Stated goal.
Extract the lines beginning at the one that holds "OCR this image." and ending at the final line of the material below, keeping them exact and leaving out all pictures.
──────── Exercise inputs
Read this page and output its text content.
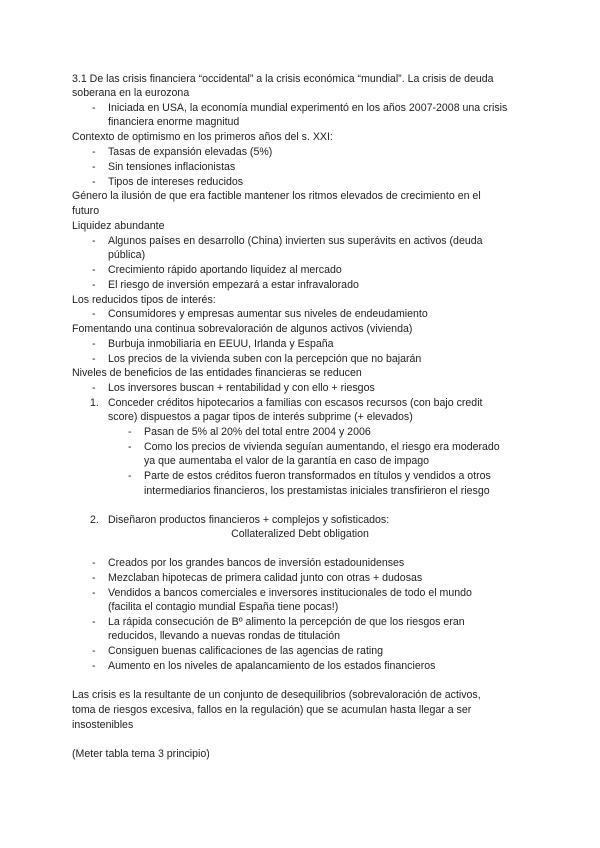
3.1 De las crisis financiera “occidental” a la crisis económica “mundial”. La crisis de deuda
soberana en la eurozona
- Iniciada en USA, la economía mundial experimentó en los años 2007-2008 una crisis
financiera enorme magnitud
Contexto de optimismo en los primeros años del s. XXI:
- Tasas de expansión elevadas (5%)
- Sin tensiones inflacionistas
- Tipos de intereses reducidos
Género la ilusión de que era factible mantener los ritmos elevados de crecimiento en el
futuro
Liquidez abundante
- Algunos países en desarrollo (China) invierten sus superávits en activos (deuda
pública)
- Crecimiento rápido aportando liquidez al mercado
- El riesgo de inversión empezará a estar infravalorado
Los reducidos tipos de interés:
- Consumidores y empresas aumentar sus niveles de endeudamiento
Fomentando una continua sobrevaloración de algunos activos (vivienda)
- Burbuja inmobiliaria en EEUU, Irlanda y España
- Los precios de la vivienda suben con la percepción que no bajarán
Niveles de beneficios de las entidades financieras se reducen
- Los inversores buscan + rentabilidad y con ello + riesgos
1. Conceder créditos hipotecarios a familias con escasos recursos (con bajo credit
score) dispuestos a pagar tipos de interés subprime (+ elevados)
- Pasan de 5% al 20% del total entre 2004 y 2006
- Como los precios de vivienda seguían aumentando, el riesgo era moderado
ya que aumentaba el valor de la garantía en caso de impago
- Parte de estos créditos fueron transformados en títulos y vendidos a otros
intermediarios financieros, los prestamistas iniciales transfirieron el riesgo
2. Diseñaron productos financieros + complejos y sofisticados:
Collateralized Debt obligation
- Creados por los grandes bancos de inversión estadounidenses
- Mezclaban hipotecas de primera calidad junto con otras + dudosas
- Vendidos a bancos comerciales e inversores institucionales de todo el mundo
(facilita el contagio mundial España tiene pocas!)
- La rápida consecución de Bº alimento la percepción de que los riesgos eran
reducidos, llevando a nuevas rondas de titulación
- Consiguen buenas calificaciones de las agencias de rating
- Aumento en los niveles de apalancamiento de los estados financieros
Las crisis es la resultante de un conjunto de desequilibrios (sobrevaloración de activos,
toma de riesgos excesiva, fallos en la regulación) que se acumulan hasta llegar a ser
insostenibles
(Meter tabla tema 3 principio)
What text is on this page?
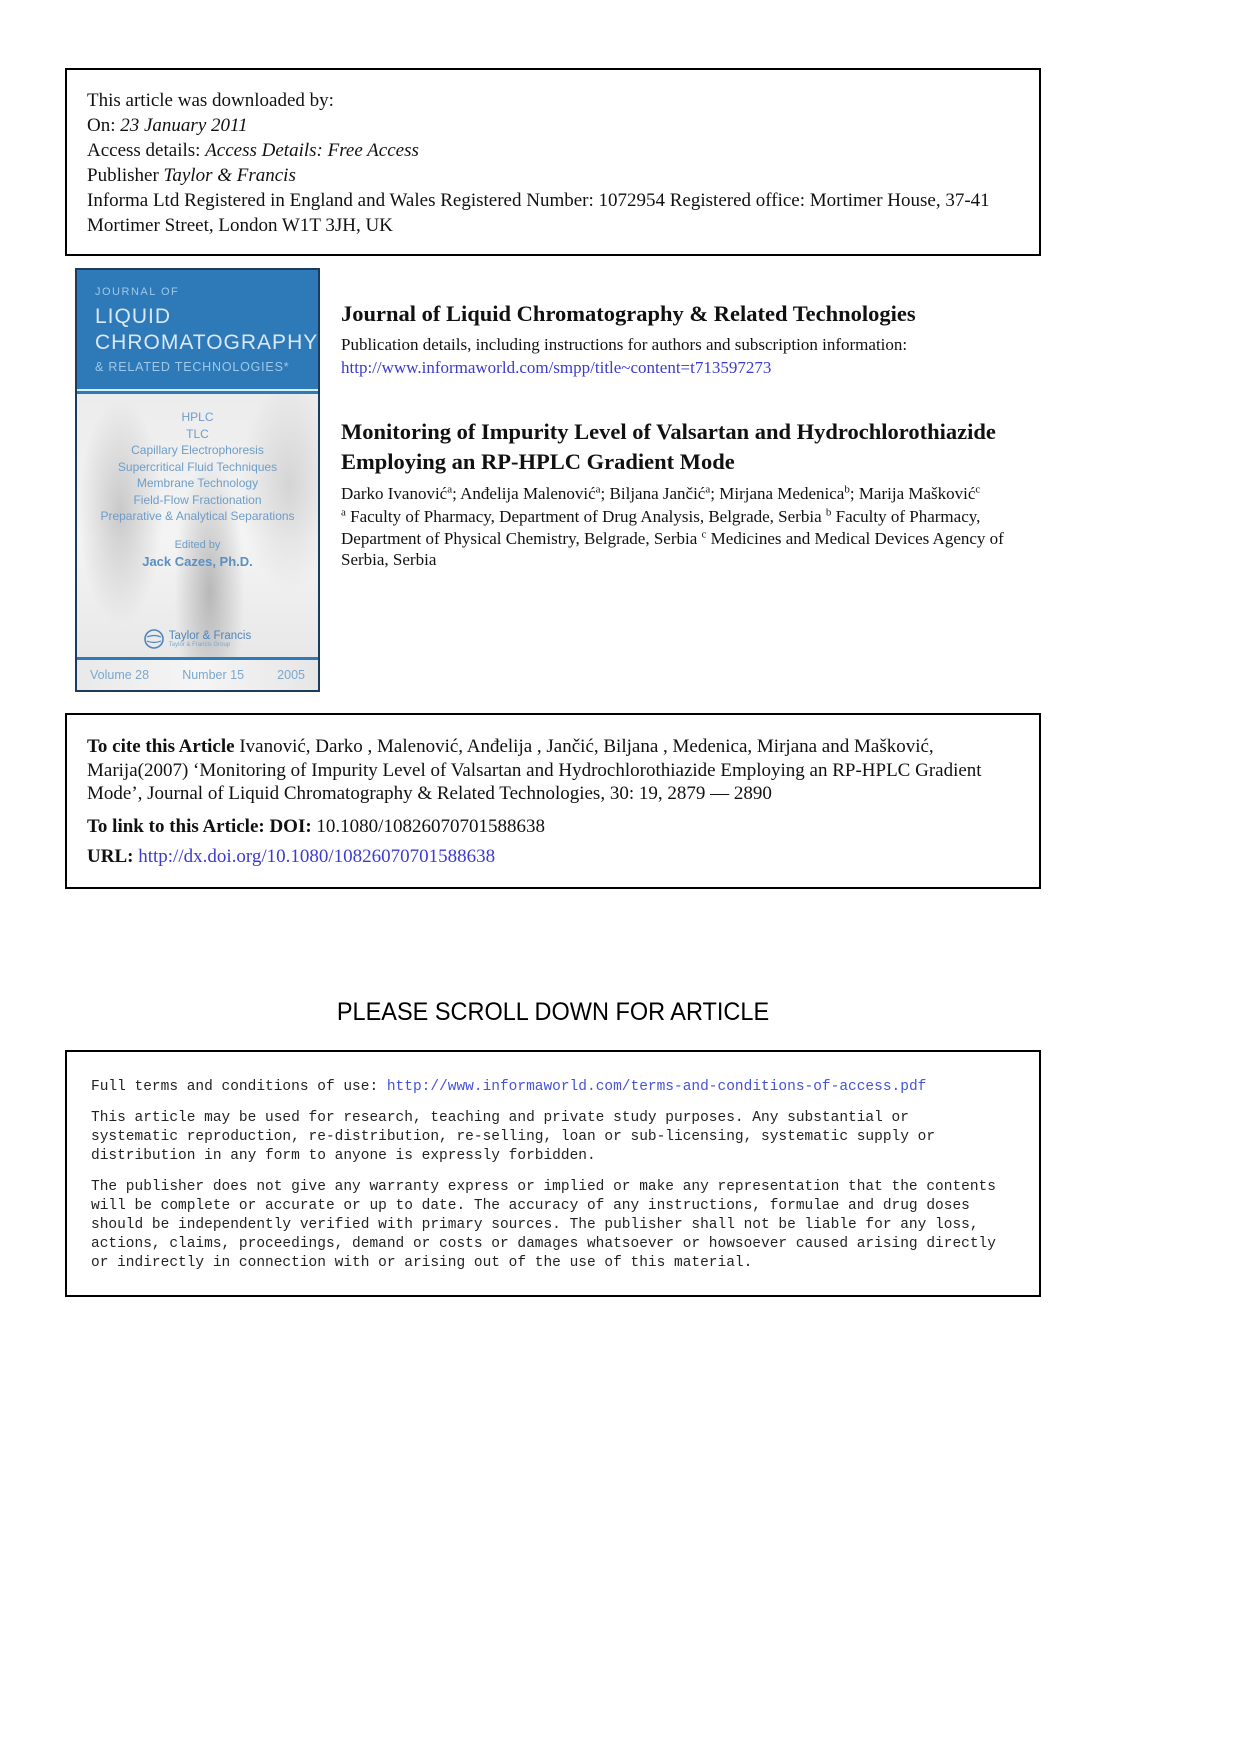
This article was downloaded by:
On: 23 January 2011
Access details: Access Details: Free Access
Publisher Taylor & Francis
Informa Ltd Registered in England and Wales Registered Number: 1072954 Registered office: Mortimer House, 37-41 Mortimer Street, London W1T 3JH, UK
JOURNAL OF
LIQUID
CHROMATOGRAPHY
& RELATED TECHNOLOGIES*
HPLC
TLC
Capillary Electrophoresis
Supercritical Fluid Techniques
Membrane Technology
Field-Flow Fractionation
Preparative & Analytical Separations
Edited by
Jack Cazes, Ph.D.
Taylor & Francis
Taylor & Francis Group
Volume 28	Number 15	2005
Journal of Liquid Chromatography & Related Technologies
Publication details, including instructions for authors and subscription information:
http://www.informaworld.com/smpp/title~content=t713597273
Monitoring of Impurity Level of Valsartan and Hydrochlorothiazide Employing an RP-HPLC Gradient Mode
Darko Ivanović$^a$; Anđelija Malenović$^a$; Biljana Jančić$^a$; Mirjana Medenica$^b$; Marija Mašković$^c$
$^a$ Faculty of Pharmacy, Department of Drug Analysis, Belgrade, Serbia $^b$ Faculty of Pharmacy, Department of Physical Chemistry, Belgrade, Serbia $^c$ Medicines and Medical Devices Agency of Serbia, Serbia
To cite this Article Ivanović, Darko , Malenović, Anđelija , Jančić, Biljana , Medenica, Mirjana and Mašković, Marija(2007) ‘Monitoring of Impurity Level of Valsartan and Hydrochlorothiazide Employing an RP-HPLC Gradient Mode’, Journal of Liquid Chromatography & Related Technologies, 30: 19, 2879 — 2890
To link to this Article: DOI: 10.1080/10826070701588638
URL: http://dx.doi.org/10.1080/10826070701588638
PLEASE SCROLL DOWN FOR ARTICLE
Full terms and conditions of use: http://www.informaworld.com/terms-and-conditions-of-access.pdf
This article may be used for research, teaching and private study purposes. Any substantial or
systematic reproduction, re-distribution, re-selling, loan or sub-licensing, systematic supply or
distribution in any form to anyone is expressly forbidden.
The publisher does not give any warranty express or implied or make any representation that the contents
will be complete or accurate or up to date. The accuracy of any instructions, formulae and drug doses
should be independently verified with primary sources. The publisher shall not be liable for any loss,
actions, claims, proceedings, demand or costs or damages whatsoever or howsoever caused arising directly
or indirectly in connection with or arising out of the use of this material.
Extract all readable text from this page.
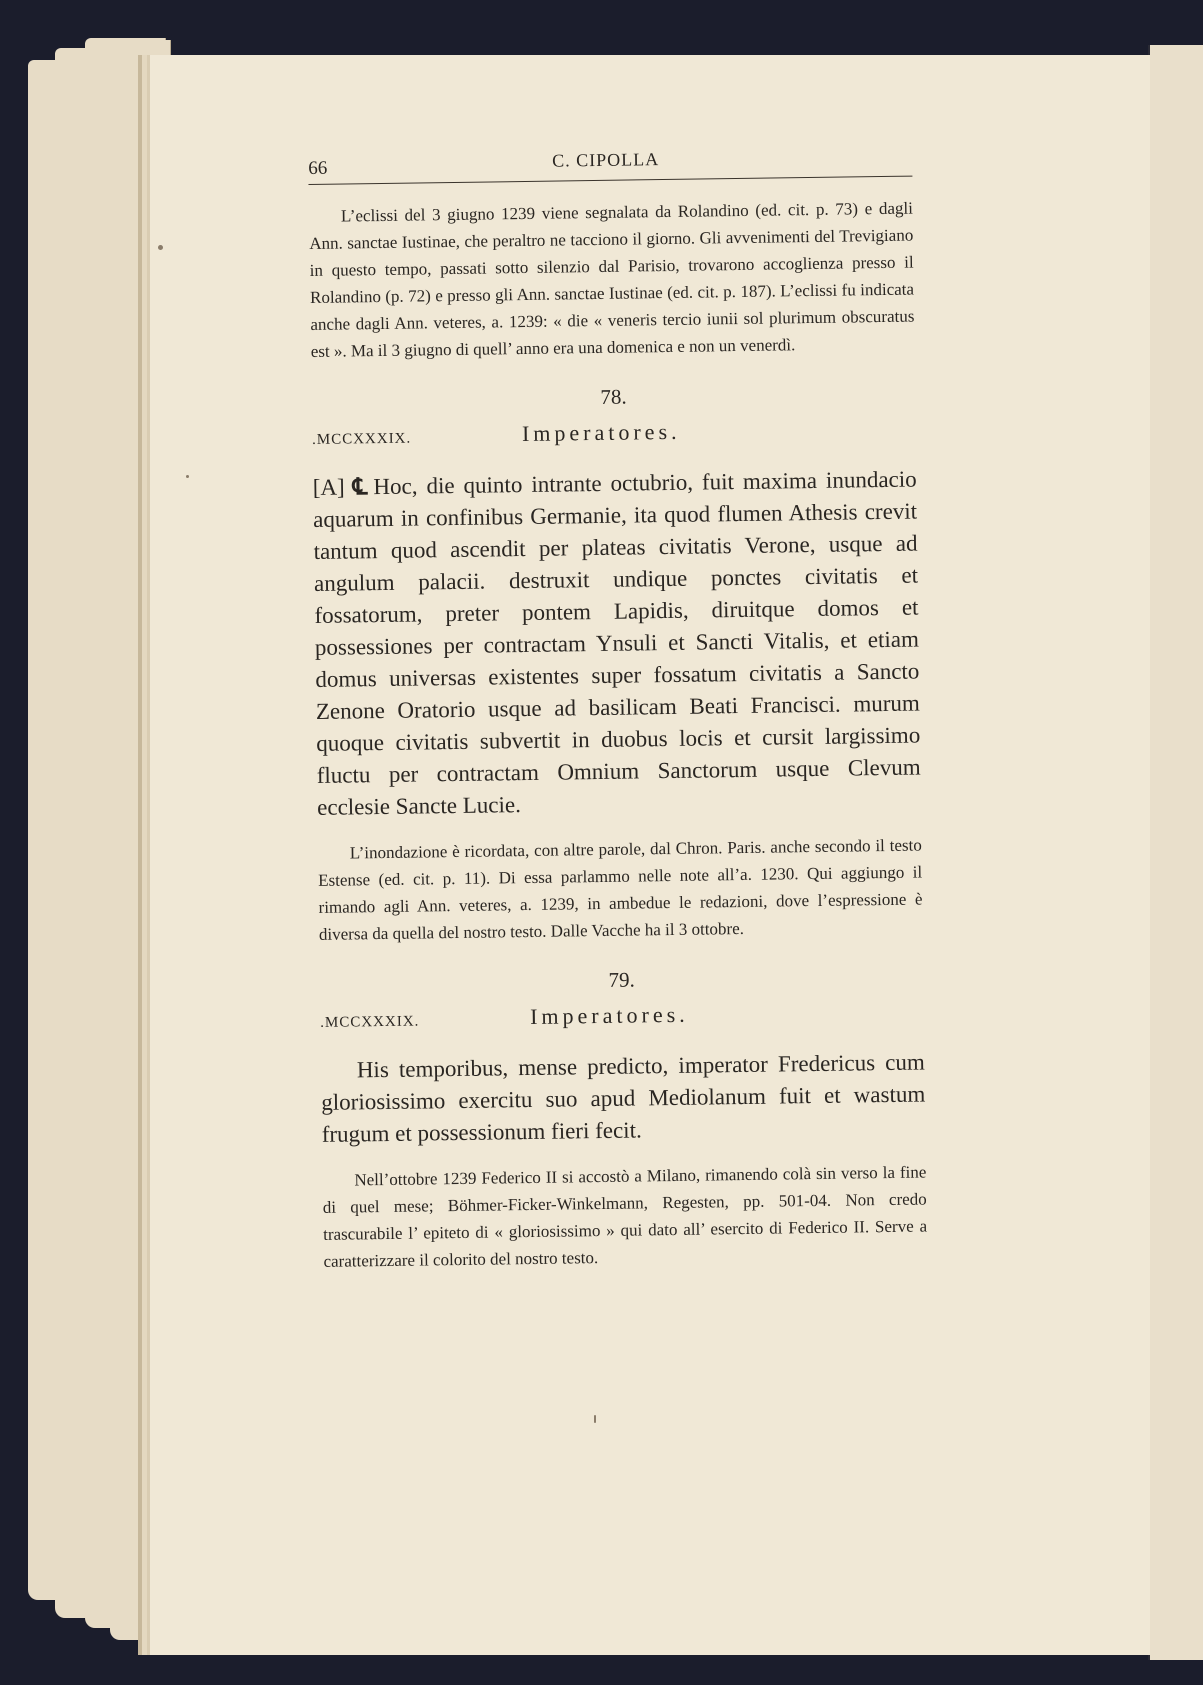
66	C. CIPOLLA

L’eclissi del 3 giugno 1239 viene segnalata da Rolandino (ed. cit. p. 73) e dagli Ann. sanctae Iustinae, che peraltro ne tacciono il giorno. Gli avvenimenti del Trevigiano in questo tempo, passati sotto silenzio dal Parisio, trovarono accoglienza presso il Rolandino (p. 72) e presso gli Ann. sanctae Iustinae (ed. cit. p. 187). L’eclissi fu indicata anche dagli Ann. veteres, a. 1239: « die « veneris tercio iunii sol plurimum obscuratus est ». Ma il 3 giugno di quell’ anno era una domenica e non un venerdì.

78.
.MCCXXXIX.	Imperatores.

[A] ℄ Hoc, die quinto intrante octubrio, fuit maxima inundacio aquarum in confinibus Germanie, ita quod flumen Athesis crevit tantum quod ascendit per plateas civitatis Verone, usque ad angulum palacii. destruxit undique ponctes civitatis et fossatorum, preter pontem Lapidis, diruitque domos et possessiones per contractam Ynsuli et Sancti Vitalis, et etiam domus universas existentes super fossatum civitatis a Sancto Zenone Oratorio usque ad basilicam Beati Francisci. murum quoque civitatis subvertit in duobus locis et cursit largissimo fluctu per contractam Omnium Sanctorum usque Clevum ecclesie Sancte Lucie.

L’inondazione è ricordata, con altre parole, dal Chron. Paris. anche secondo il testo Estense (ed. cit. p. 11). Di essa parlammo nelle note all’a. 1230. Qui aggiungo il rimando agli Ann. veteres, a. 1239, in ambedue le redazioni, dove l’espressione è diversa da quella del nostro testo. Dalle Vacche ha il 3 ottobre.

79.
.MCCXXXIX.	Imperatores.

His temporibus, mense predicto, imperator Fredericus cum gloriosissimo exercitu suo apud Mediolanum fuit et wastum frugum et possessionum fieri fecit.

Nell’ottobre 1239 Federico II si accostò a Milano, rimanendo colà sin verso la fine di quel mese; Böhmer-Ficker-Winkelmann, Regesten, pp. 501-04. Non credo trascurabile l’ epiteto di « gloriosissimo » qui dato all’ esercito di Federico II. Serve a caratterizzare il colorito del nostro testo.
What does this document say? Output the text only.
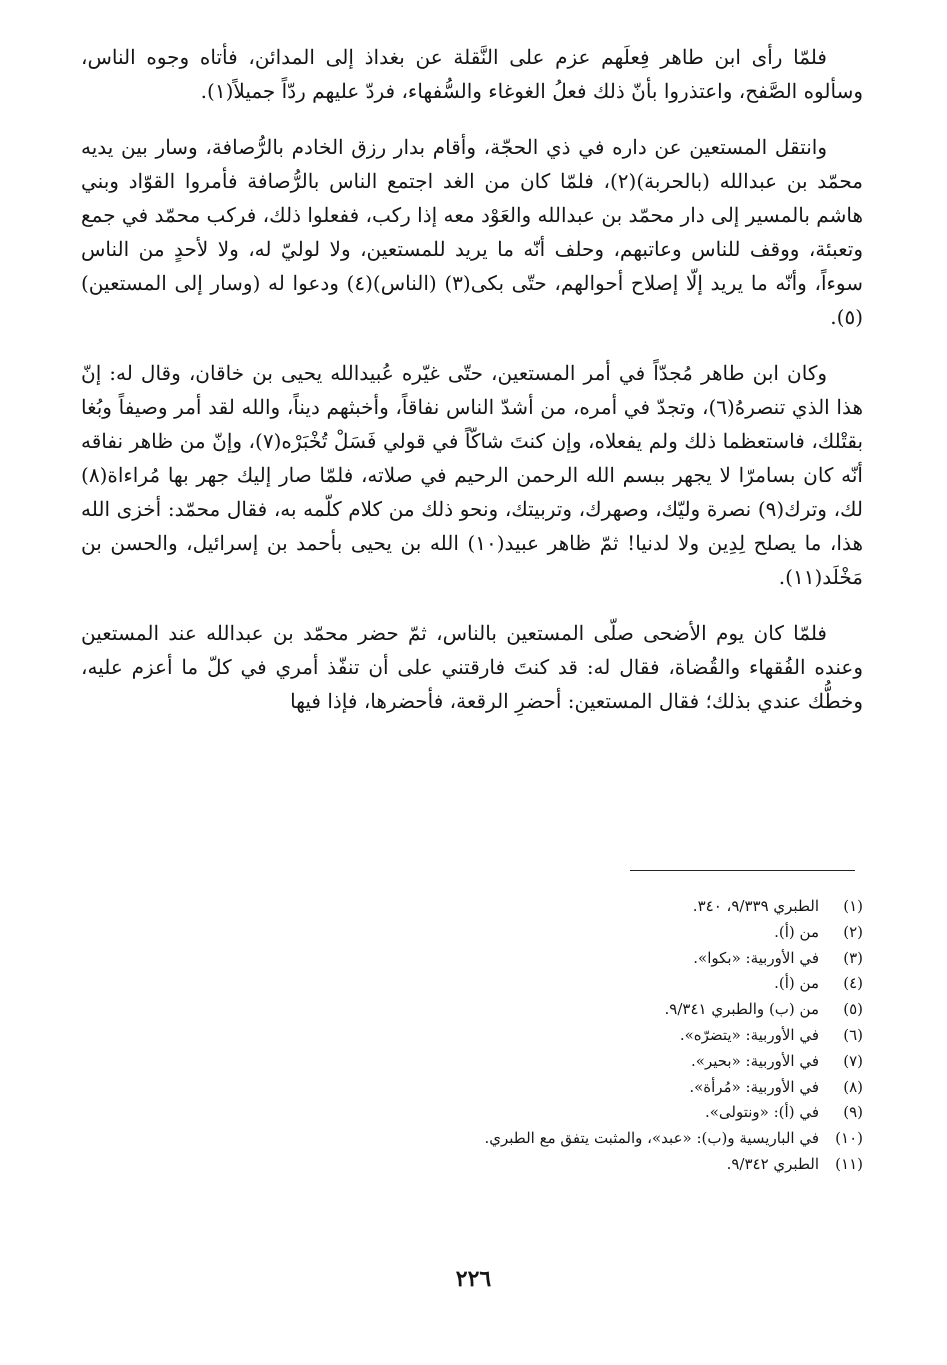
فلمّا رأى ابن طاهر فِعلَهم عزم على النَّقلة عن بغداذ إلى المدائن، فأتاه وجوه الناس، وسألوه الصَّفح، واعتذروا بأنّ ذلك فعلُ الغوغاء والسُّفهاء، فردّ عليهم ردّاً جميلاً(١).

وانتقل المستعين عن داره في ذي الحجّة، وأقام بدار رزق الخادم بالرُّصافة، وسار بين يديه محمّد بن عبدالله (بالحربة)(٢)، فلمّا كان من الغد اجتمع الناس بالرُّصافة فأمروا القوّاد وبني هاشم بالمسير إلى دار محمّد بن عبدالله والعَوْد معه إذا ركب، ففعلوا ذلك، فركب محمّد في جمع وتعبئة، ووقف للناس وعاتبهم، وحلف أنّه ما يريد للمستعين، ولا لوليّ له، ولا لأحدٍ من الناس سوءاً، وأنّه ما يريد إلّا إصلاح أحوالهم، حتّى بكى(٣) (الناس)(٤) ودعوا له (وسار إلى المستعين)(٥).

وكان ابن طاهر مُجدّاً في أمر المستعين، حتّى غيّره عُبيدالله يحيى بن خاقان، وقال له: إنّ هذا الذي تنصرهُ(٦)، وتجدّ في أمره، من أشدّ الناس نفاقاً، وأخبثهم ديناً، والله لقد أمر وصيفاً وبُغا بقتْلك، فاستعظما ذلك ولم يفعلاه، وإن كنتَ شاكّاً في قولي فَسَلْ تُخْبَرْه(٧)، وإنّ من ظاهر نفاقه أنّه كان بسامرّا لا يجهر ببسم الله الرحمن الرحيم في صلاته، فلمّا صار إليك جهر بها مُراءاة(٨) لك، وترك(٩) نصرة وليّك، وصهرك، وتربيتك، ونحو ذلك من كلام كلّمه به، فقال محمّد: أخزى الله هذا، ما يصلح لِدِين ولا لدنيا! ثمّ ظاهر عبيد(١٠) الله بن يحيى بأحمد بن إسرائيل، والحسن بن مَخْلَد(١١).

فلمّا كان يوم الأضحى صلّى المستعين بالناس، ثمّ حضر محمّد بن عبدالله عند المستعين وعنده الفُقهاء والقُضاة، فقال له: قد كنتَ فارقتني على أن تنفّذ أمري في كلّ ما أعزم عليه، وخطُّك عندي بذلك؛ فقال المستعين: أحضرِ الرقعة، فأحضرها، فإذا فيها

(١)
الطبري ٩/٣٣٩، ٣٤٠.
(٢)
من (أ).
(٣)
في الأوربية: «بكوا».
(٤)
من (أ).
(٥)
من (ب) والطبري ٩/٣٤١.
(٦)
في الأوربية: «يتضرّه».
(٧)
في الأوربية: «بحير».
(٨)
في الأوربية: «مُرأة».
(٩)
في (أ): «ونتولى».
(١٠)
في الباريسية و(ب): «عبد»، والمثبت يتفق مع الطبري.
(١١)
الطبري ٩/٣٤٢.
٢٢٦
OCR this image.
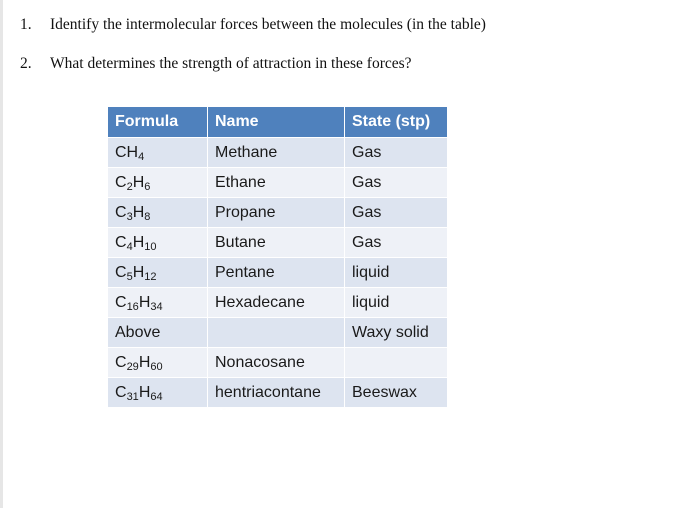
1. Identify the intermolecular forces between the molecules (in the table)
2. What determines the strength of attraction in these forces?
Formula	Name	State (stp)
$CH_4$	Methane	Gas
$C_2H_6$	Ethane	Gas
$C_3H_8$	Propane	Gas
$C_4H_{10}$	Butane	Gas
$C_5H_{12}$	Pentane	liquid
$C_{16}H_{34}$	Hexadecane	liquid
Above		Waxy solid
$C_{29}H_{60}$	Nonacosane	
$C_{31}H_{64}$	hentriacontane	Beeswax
────────────────
Exercise result.
OCR this image.
1. Identify the intermolecular forces between the molecules (in the table)
2. What determines the strength of attraction in these forces?
Formula	Name	State (stp)
$CH_4$	Methane	Gas
$C_2H_6$	Ethane	Gas
$C_3H_8$	Propane	Gas
$C_4H_{10}$	Butane	Gas
$C_5H_{12}$	Pentane	liquid
$C_{16}H_{34}$	Hexadecane	liquid
Above		Waxy solid
$C_{29}H_{60}$	Nonacosane	
$C_{31}H_{64}$	hentriacontane	Beeswax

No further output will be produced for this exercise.